What to do ▸ The records below are to be copied word for word, with every picture left out.

(Extracted records)

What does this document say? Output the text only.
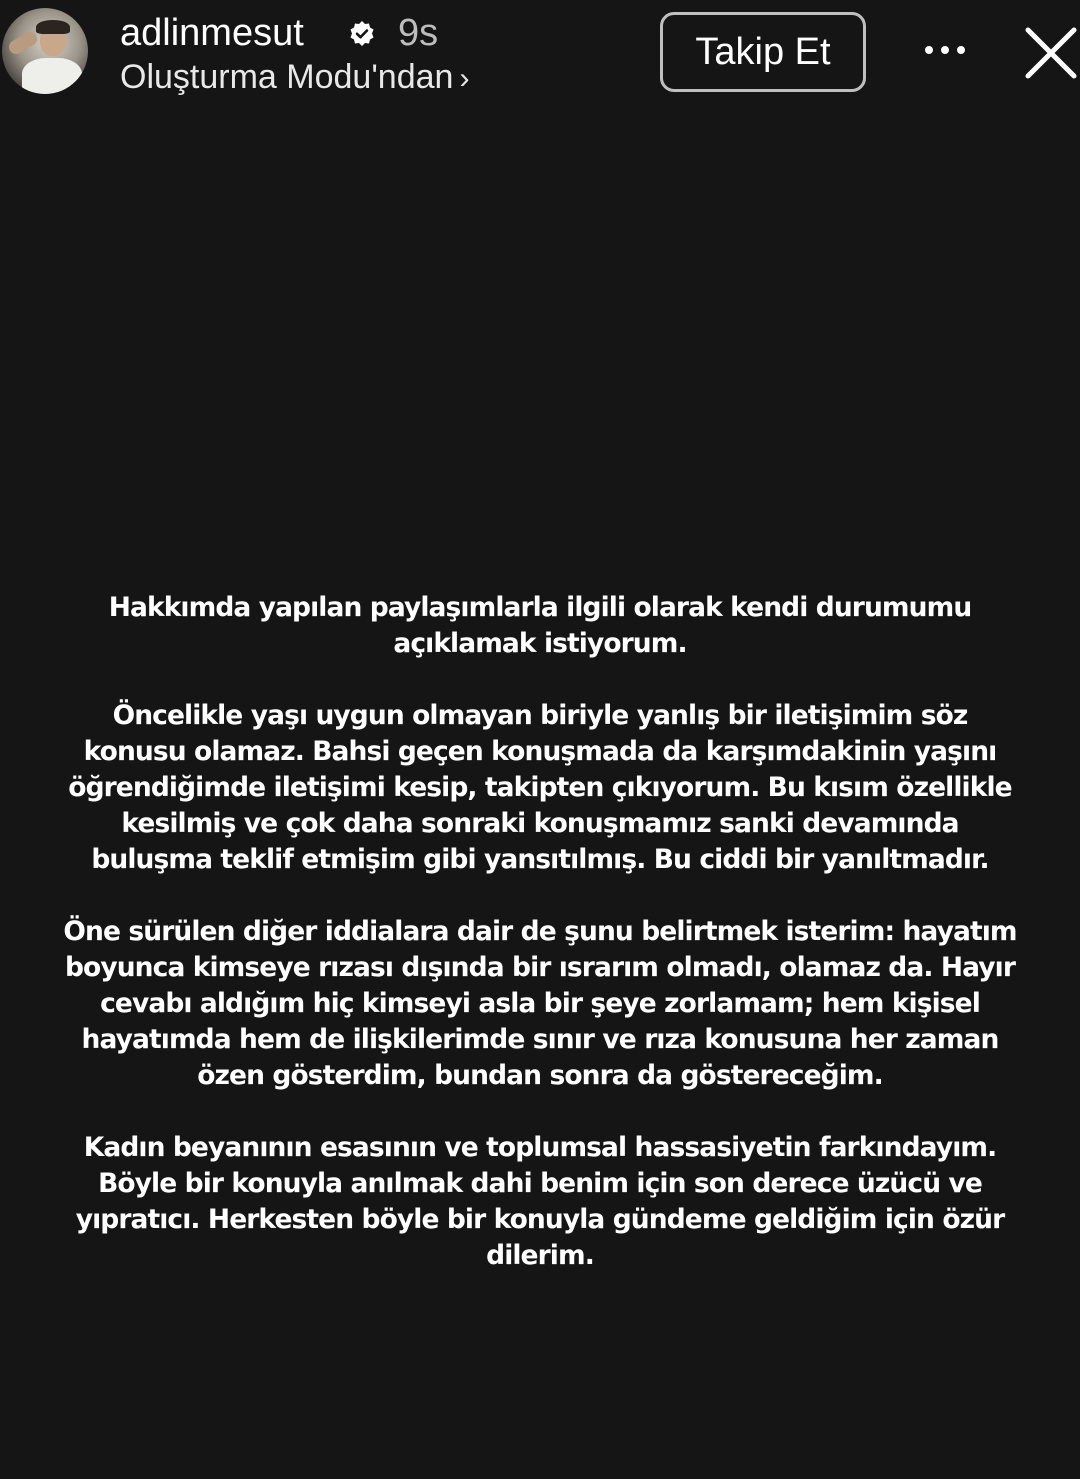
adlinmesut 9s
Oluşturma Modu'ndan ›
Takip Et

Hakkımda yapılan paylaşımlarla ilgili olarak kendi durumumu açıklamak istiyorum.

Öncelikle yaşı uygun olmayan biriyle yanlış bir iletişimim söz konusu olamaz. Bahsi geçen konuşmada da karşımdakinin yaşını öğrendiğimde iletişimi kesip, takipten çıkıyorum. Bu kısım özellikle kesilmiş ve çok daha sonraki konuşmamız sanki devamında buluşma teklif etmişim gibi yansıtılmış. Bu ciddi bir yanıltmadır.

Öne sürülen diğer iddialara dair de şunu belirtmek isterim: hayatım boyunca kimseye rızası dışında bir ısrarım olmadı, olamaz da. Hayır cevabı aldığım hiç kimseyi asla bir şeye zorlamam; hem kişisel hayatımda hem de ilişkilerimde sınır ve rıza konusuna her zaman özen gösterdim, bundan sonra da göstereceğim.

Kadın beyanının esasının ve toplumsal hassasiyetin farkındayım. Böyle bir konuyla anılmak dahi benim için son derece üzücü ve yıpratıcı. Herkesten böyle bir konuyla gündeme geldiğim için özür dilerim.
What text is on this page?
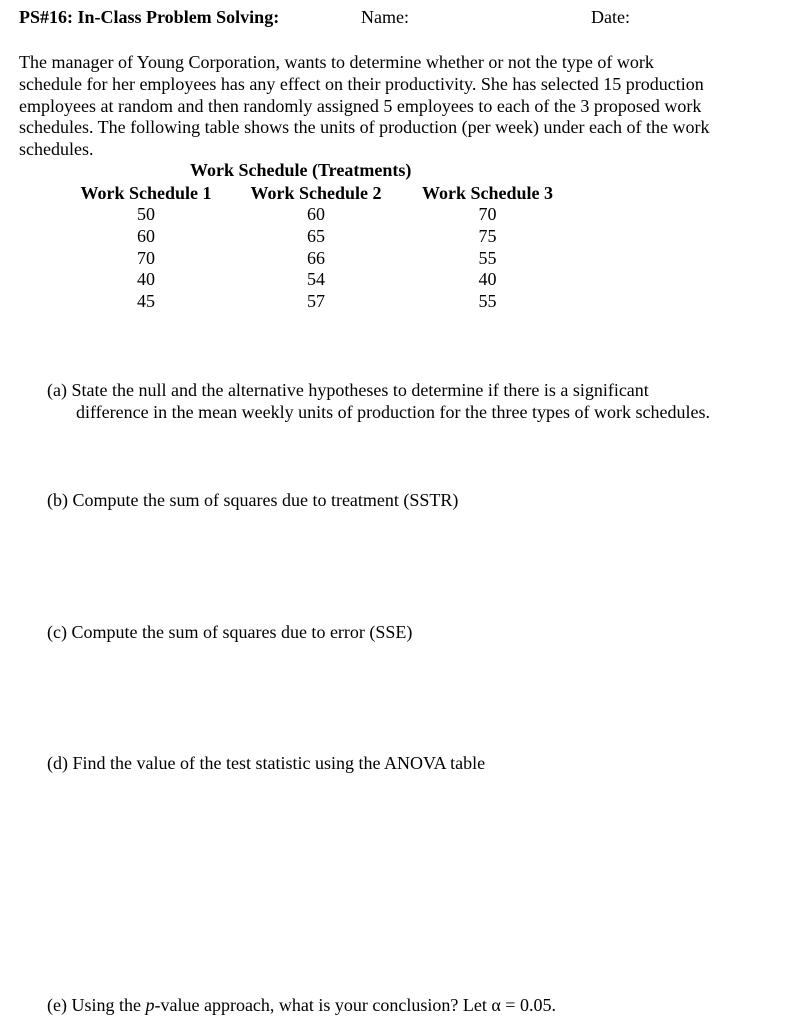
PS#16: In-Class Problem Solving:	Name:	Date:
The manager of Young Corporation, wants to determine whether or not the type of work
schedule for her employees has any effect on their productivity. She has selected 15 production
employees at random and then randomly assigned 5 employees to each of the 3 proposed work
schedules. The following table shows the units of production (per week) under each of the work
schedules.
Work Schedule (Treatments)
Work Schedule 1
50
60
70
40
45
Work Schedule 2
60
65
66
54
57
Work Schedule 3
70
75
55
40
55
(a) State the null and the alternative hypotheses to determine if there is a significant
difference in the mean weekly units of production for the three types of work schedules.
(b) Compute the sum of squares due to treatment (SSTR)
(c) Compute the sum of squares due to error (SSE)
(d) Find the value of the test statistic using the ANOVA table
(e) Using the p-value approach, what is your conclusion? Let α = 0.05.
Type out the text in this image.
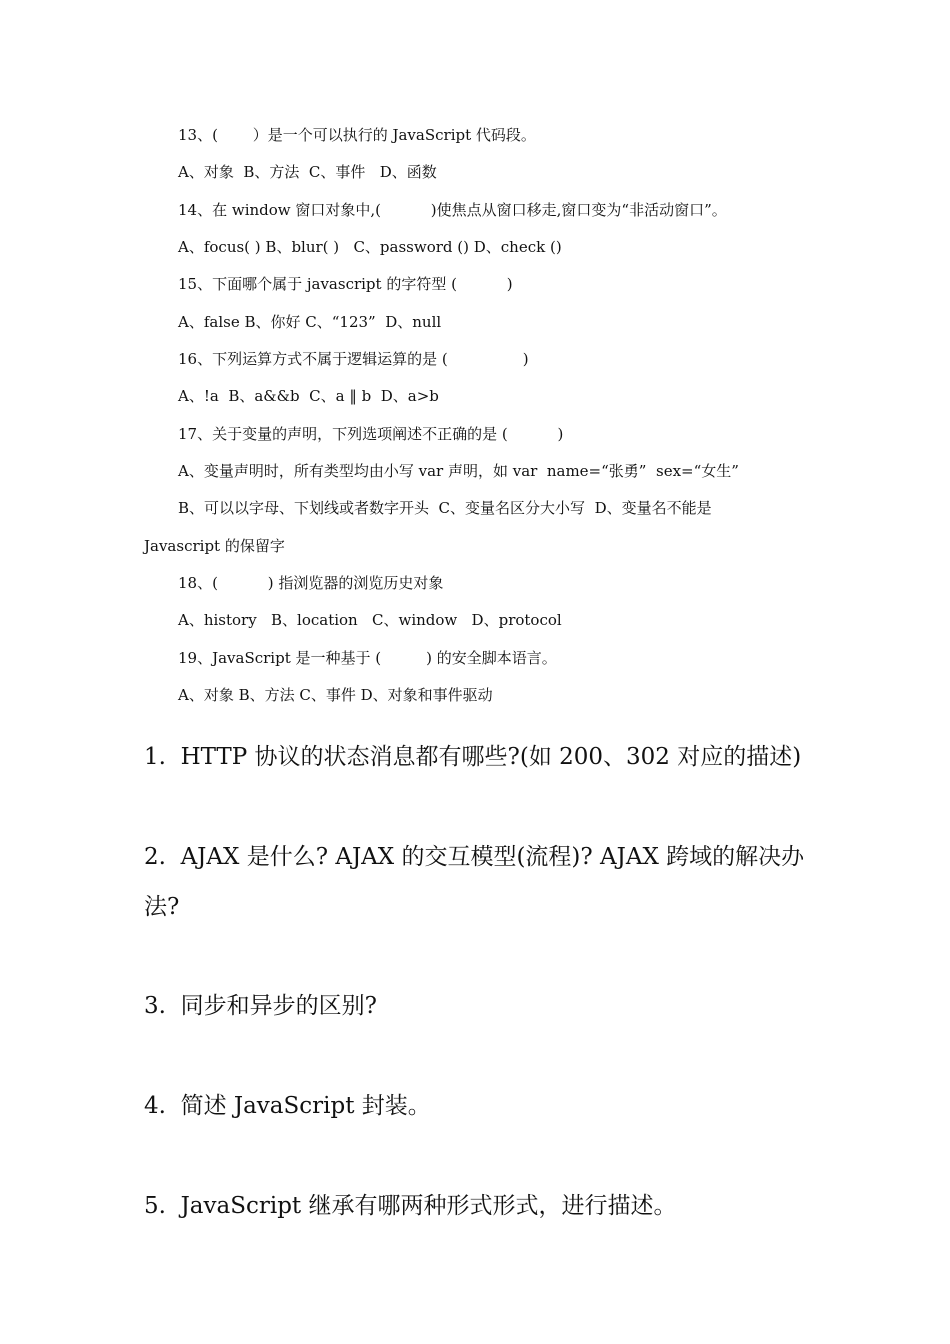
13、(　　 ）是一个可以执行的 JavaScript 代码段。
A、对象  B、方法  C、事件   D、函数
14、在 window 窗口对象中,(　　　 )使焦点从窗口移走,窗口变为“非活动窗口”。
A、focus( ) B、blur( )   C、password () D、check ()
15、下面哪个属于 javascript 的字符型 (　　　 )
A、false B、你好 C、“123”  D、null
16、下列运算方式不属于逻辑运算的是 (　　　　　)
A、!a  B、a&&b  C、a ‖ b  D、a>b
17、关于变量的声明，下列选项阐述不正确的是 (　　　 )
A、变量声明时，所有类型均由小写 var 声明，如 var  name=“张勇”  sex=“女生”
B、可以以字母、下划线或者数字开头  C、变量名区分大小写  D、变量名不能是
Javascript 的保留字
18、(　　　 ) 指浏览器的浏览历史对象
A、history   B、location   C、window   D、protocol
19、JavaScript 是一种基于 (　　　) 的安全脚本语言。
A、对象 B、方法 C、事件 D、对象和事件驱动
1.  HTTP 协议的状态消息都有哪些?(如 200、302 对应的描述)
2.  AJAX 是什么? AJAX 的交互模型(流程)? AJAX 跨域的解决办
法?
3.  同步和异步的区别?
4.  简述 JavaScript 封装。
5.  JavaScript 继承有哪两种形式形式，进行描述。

Full solution ▸
What does this document say? Output the text only.
adlinmesut 9s
Oluşturma Modu'ndan ›
Takip Et

Hakkımda yapılan paylaşımlarla ilgili olarak kendi durumumu açıklamak istiyorum.

Öncelikle yaşı uygun olmayan biriyle yanlış bir iletişimim söz konusu olamaz. Bahsi geçen konuşmada da karşımdakinin yaşını öğrendiğimde iletişimi kesip, takipten çıkıyorum. Bu kısım özellikle kesilmiş ve çok daha sonraki konuşmamız sanki devamında buluşma teklif etmişim gibi yansıtılmış. Bu ciddi bir yanıltmadır.

Öne sürülen diğer iddialara dair de şunu belirtmek isterim: hayatım boyunca kimseye rızası dışında bir ısrarım olmadı, olamaz da. Hayır cevabı aldığım hiç kimseyi asla bir şeye zorlamam; hem kişisel hayatımda hem de ilişkilerimde sınır ve rıza konusuna her zaman özen gösterdim, bundan sonra da göstereceğim.

Kadın beyanının esasının ve toplumsal hassasiyetin farkındayım. Böyle bir konuyla anılmak dahi benim için son derece üzücü ve yıpratıcı. Herkesten böyle bir konuyla gündeme geldiğim için özür dilerim.
What text is on this page?
PS#16: In-Class Problem Solving:	Name:	Date:
The manager of Young Corporation, wants to determine whether or not the type of work
schedule for her employees has any effect on their productivity. She has selected 15 production
employees at random and then randomly assigned 5 employees to each of the 3 proposed work
schedules. The following table shows the units of production (per week) under each of the work
schedules.
Work Schedule (Treatments)
Work Schedule 1
50
60
70
40
45
Work Schedule 2
60
65
66
54
57
Work Schedule 3
70
75
55
40
55
(a) State the null and the alternative hypotheses to determine if there is a significant
difference in the mean weekly units of production for the three types of work schedules.
(b) Compute the sum of squares due to treatment (SSTR)
(c) Compute the sum of squares due to error (SSE)
(d) Find the value of the test statistic using the ANOVA table
(e) Using the p-value approach, what is your conclusion? Let α = 0.05.
Type out the text in this image.
13、(　　 ）是一个可以执行的 JavaScript 代码段。
A、对象  B、方法  C、事件   D、函数
14、在 window 窗口对象中,(　　　 )使焦点从窗口移走,窗口变为“非活动窗口”。
A、focus( ) B、blur( )   C、password () D、check ()
15、下面哪个属于 javascript 的字符型 (　　　 )
A、false B、你好 C、“123”  D、null
16、下列运算方式不属于逻辑运算的是 (　　　　　)
A、!a  B、a&&b  C、a ‖ b  D、a>b
17、关于变量的声明，下列选项阐述不正确的是 (　　　 )
A、变量声明时，所有类型均由小写 var 声明，如 var  name=“张勇”  sex=“女生”
B、可以以字母、下划线或者数字开头  C、变量名区分大小写  D、变量名不能是
Javascript 的保留字
18、(　　　 ) 指浏览器的浏览历史对象
A、history   B、location   C、window   D、protocol
19、JavaScript 是一种基于 (　　　) 的安全脚本语言。
A、对象 B、方法 C、事件 D、对象和事件驱动
1.  HTTP 协议的状态消息都有哪些?(如 200、302 对应的描述)
2.  AJAX 是什么? AJAX 的交互模型(流程)? AJAX 跨域的解决办
法?
3.  同步和异步的区别?
4.  简述 JavaScript 封装。
5.  JavaScript 继承有哪两种形式形式，进行描述。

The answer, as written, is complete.